→ **Supplied passage**:
━━━━━━━━━━

The authors do not have any conflicts of interest or any circumstances that could be perceived as a potential conflict of interest.
This work was supported by National Basic Research Program of China (2009CB522008), Nature Science Foundation of China (30870824; 81071077), Zhejiang TCM Technology R&D Program (2008CA102), and Ningbo Natural Science Foundation (2010A610042).

━━━━━━━━━━

(Saved entries)

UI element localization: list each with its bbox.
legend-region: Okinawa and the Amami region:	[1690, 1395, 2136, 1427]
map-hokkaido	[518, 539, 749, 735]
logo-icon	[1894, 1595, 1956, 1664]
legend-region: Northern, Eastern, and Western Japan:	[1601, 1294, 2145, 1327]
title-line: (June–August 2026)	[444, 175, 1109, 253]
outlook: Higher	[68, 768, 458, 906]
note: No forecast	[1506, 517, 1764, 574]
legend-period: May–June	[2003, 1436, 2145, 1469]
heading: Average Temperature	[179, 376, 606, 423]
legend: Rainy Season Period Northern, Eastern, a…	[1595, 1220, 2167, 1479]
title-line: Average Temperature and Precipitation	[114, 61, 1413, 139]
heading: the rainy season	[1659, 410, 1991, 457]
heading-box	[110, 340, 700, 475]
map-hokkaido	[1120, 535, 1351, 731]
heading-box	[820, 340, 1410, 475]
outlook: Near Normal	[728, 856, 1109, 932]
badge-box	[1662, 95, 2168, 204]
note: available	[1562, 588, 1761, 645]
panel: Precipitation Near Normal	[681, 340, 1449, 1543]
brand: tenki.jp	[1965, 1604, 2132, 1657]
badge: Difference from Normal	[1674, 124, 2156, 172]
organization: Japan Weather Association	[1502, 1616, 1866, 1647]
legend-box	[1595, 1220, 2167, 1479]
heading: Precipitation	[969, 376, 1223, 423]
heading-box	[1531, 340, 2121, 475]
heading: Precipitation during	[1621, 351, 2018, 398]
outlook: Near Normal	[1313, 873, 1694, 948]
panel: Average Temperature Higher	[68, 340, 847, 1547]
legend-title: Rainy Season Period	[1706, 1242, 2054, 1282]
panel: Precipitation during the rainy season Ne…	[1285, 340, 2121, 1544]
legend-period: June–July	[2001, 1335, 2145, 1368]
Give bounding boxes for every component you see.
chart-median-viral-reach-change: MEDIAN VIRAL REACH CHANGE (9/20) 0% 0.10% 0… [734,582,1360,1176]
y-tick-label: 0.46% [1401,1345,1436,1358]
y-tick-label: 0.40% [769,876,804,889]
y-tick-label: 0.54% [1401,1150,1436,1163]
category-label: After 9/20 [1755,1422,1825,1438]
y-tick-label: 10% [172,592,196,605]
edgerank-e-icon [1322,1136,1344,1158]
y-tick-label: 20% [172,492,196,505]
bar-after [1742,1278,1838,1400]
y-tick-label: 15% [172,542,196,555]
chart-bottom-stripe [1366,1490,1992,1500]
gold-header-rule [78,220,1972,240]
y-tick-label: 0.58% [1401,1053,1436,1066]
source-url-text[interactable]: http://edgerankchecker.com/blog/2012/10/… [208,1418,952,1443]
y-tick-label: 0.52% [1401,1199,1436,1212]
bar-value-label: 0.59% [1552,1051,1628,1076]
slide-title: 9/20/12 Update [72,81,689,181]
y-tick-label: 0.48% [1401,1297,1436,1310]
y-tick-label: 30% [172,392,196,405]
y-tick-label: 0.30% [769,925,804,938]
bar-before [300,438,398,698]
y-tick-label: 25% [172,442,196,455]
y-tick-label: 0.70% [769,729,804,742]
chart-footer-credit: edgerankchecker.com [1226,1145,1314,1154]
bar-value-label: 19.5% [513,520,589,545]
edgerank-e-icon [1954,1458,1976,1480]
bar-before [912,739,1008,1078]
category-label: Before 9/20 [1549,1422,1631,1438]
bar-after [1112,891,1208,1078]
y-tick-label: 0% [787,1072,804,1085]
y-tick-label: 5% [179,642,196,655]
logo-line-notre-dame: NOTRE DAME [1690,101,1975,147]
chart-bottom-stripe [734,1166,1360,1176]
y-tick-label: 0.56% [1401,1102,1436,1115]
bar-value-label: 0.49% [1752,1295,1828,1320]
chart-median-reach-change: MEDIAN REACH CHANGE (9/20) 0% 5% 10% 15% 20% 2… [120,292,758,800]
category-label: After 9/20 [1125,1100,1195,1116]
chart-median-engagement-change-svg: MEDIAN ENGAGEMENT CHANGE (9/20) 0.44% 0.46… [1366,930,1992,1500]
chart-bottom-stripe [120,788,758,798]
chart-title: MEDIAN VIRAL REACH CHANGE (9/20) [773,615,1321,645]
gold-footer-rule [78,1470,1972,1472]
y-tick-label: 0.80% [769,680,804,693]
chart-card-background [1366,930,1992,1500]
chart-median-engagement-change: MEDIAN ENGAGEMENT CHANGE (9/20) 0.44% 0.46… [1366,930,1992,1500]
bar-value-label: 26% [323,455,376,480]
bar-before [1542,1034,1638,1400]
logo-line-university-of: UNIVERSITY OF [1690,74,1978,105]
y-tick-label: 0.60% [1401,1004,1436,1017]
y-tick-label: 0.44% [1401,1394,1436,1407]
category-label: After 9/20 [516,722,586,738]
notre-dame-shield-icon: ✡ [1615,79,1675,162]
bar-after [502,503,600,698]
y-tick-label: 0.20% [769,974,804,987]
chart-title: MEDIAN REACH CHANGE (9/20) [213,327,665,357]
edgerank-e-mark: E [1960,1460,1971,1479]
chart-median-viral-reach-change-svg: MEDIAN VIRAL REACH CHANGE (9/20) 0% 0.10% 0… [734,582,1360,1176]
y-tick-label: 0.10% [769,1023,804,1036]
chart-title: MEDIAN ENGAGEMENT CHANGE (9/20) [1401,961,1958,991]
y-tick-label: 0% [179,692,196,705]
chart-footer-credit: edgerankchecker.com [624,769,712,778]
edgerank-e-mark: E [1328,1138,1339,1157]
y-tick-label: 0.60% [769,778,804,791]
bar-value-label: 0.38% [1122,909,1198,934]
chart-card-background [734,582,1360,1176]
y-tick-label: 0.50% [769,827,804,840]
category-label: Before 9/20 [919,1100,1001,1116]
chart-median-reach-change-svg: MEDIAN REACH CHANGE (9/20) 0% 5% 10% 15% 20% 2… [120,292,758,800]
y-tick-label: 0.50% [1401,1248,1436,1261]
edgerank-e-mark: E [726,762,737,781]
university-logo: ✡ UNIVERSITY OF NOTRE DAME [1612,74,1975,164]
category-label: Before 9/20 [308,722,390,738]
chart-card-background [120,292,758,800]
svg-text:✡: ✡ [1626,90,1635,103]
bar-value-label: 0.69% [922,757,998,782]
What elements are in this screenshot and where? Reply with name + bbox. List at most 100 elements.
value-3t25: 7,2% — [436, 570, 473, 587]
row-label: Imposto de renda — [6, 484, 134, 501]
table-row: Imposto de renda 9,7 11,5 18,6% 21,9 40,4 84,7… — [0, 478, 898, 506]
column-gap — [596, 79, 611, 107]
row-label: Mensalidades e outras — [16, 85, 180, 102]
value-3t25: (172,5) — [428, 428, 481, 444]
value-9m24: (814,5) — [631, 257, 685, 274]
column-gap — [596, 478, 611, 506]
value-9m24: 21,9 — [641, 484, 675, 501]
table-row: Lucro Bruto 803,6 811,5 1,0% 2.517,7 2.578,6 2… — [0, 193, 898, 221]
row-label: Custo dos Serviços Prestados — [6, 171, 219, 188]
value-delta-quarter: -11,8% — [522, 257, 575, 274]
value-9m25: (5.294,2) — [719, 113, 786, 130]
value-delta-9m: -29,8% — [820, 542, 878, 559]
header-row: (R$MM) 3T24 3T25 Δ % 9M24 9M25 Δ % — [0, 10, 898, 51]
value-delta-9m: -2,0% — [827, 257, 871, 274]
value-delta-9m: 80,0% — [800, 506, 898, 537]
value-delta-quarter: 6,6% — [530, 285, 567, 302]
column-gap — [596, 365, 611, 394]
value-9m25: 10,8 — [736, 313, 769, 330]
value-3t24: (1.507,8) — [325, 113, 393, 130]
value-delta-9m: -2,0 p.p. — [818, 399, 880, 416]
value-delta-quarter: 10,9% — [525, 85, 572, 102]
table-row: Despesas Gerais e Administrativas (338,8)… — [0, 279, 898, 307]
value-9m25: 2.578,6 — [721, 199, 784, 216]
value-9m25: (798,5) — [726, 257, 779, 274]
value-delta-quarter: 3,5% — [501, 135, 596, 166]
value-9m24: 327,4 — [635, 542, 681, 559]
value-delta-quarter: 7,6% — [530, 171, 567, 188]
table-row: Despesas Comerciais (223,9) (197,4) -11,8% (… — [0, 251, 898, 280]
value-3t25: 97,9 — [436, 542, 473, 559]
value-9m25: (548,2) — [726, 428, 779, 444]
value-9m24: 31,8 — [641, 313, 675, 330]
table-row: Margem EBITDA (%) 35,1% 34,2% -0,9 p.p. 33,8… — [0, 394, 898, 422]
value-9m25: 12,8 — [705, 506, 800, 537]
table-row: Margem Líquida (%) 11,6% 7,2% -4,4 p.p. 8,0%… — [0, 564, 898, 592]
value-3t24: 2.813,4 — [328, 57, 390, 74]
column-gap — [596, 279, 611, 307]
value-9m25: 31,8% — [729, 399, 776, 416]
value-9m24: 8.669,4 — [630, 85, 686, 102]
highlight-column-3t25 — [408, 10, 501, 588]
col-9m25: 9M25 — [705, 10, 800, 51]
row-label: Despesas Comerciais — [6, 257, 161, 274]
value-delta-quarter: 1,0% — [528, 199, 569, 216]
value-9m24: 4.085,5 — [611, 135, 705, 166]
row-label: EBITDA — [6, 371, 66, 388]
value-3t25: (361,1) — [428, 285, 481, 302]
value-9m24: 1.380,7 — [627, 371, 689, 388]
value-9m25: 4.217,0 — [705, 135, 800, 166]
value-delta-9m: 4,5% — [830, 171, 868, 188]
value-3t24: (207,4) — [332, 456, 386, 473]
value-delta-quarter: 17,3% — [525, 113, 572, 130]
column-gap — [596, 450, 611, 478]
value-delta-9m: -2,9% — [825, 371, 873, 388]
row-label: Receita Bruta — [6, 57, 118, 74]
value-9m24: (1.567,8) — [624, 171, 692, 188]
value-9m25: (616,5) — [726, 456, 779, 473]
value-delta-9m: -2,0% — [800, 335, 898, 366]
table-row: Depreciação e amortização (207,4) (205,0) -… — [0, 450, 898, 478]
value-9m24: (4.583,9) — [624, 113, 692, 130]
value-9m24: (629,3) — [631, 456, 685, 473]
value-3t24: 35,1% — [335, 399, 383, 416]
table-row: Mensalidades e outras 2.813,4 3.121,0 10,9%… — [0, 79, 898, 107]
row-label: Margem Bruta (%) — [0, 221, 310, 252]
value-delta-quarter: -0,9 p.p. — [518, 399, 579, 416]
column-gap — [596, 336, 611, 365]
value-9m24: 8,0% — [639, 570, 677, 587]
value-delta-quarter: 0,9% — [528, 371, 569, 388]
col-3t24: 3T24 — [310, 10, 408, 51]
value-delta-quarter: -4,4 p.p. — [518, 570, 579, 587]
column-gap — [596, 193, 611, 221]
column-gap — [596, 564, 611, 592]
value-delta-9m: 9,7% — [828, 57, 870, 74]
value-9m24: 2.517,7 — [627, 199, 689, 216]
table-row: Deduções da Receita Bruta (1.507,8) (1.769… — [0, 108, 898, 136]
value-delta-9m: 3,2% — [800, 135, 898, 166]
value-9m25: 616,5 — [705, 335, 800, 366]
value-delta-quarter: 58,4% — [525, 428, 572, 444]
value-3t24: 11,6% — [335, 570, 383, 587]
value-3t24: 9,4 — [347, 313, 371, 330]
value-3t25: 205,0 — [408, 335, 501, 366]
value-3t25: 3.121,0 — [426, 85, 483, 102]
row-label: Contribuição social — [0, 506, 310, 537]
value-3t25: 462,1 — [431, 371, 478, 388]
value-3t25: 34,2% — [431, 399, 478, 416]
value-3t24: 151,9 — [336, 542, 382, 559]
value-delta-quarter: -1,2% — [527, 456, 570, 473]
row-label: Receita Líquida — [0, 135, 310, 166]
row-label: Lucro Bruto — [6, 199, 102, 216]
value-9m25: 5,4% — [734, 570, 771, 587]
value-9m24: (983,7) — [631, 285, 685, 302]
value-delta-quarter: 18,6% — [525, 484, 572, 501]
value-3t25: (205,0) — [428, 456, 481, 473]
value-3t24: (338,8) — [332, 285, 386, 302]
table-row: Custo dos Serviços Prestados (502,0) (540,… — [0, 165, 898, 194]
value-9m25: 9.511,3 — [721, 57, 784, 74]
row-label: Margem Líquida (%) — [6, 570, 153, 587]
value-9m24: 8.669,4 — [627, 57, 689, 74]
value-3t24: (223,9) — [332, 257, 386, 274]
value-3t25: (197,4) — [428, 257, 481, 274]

━━━━━━━━━━

→ **Your tasks**:
**1)** Summarize the funding and disclosure statement in two sentences.
**2)** Transcribe the part of the funding and disclosure statement starting with "The authors do" and going on through "Science Foundation (2010A610042).".

→ **Task answers**:
**1)** The authors state that they have no conflicts of interest and no circumstances that could be seen as a potential conflict of interest. The work was funded by the National Basic Research Program of China, the Nature Science Foundation of China, the Zhejiang TCM Technology R&D Program, and the Ningbo Natural Science Foundation.

**2)**
The authors do not have any conflicts of interest or any circumstances that could be perceived as a potential conflict of interest.
This work was supported by National Basic Research Program of China (2009CB522008), Nature Science Foundation of China (30870824; 81071077), Zhejiang TCM Technology R&D Program (2008CA102), and Ningbo Natural Science Foundation (2010A610042).